Problem description: Gather the lines below that include the string "JSON", copying each in full.

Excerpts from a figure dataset
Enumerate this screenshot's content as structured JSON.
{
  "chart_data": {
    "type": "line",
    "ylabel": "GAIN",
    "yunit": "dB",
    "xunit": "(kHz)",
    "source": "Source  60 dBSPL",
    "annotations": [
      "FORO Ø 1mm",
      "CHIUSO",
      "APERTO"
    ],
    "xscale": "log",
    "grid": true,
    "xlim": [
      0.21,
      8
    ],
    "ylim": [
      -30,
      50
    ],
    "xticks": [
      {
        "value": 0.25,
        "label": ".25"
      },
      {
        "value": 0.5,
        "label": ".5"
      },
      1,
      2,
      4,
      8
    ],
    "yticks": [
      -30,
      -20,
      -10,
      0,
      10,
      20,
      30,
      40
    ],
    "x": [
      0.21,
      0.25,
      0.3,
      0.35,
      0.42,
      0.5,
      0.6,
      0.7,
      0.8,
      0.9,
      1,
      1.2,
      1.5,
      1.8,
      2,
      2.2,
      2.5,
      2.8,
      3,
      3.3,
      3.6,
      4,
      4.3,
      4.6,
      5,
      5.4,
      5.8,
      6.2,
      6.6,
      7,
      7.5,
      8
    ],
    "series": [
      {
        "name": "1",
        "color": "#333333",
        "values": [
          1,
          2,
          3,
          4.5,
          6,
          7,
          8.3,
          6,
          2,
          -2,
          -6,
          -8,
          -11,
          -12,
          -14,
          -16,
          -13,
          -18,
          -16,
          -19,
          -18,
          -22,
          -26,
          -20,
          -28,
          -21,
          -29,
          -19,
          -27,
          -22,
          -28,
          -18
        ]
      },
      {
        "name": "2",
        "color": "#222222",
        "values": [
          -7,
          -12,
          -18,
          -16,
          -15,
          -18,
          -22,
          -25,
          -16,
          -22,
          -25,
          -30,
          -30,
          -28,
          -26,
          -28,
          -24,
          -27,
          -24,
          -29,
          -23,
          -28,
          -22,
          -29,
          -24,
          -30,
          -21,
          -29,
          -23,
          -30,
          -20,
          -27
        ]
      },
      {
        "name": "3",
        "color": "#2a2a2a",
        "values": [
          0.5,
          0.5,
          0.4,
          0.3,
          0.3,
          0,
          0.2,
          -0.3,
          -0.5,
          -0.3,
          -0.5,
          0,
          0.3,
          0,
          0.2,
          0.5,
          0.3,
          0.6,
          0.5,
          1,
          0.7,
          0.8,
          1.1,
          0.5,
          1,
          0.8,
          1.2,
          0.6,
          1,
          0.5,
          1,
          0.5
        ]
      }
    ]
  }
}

* * *

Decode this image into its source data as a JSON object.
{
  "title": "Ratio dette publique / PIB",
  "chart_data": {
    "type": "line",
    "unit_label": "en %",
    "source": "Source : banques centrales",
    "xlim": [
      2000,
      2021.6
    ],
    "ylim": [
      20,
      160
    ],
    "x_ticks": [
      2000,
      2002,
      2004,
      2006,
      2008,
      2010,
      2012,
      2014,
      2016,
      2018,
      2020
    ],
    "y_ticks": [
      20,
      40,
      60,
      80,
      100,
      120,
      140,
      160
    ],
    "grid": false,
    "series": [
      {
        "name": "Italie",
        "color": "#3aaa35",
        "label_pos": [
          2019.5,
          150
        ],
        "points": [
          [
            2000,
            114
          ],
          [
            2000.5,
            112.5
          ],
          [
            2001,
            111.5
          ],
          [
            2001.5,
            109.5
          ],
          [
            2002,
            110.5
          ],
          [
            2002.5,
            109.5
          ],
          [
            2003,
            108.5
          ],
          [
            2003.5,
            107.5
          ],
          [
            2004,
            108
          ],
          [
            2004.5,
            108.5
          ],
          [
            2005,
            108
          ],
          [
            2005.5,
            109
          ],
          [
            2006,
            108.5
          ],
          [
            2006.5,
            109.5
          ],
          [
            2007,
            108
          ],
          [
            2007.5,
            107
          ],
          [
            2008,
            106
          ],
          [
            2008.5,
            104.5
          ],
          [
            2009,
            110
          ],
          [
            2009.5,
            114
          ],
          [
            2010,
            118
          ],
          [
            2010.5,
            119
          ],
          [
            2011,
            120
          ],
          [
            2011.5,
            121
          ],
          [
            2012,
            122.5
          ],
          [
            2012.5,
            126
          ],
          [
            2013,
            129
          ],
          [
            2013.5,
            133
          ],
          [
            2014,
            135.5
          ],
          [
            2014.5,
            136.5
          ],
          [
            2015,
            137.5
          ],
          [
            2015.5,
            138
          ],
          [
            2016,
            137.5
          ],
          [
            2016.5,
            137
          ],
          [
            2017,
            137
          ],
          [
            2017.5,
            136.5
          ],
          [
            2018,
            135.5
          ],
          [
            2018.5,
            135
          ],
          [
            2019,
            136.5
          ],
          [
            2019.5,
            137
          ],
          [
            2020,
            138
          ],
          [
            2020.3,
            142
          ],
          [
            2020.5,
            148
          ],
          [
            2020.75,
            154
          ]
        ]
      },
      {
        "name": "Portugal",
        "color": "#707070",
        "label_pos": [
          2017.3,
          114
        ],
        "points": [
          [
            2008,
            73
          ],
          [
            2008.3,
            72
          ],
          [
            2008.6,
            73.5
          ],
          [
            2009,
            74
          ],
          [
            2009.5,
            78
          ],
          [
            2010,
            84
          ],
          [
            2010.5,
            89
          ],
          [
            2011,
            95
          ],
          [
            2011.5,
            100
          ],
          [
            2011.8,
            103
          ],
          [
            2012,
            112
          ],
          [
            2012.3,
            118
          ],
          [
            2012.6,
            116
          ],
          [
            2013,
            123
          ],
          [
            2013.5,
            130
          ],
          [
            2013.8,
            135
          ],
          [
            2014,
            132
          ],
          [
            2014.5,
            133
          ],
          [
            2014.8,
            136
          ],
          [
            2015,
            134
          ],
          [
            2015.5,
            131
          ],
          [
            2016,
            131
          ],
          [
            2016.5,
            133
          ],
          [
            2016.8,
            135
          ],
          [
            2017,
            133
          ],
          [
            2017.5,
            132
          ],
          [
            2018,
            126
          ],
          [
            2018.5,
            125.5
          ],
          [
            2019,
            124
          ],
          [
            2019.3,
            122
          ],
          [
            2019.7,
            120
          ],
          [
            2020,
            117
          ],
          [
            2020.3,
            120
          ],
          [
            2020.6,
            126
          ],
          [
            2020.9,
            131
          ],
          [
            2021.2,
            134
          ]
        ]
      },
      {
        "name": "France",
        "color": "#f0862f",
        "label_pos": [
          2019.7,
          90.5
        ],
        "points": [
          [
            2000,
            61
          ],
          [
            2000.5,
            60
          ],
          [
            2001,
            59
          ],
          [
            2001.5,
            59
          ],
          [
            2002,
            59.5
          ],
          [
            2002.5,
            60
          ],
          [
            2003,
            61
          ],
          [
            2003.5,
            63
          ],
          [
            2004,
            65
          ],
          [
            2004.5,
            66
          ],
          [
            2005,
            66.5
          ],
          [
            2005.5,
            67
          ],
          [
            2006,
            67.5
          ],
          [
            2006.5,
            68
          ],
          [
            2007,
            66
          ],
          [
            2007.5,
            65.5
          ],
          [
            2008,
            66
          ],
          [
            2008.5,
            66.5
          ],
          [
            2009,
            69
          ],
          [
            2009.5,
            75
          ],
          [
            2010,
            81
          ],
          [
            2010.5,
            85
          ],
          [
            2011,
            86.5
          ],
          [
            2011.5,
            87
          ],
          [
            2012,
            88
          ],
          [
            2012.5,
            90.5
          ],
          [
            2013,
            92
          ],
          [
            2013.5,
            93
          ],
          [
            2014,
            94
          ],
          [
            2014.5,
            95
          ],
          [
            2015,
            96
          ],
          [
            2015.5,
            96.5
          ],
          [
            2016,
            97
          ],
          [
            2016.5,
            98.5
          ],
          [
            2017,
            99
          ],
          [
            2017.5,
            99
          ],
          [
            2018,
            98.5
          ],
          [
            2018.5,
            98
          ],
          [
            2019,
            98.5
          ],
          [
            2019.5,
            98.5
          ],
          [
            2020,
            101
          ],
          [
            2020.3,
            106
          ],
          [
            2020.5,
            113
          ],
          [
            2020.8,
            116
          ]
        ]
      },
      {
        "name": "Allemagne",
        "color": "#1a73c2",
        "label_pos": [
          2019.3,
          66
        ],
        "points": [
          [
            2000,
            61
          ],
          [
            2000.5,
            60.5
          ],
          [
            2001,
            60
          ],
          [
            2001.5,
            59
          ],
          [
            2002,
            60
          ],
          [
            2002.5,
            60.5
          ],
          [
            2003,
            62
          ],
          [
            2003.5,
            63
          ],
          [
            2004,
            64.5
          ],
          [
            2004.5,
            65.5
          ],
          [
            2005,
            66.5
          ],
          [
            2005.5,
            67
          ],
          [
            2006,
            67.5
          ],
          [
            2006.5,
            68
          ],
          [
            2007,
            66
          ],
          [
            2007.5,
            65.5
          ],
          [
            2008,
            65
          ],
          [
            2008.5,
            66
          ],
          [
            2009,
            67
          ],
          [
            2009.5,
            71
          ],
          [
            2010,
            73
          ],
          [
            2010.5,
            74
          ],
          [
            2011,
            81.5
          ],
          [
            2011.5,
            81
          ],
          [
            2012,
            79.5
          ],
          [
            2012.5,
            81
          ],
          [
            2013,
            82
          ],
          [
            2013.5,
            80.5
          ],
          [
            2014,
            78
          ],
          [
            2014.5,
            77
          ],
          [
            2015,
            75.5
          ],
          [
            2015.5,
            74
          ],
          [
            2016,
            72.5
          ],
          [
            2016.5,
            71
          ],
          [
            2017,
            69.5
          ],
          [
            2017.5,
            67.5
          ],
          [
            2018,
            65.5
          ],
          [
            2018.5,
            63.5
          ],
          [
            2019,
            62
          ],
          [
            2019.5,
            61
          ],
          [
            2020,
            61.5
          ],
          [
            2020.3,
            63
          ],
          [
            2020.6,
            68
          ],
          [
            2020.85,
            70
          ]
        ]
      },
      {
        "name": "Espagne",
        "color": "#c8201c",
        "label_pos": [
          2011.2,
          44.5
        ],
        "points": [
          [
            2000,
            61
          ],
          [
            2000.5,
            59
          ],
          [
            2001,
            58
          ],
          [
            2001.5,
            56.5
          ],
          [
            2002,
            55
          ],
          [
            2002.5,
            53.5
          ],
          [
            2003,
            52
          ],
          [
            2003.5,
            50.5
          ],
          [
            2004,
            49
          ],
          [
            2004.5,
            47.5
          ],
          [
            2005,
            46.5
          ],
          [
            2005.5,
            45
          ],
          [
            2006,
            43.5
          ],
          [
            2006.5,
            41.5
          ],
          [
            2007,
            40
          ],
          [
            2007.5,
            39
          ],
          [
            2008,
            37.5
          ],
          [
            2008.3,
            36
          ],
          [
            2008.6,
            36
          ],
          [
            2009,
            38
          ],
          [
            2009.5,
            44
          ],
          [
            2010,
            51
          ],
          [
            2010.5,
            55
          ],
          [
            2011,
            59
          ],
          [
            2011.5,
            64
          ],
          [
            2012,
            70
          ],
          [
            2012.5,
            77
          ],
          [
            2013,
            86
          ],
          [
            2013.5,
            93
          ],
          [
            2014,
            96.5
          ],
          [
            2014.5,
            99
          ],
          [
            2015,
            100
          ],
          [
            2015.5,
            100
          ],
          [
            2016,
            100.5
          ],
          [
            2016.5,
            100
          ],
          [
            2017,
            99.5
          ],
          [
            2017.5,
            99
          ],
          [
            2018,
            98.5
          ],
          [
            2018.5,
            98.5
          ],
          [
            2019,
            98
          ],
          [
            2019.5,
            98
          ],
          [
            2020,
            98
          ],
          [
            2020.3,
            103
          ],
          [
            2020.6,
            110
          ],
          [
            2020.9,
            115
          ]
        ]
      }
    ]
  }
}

Task response:
Enumerate this screenshot's content as structured JSON.
Decode this image into its source data as a JSON object.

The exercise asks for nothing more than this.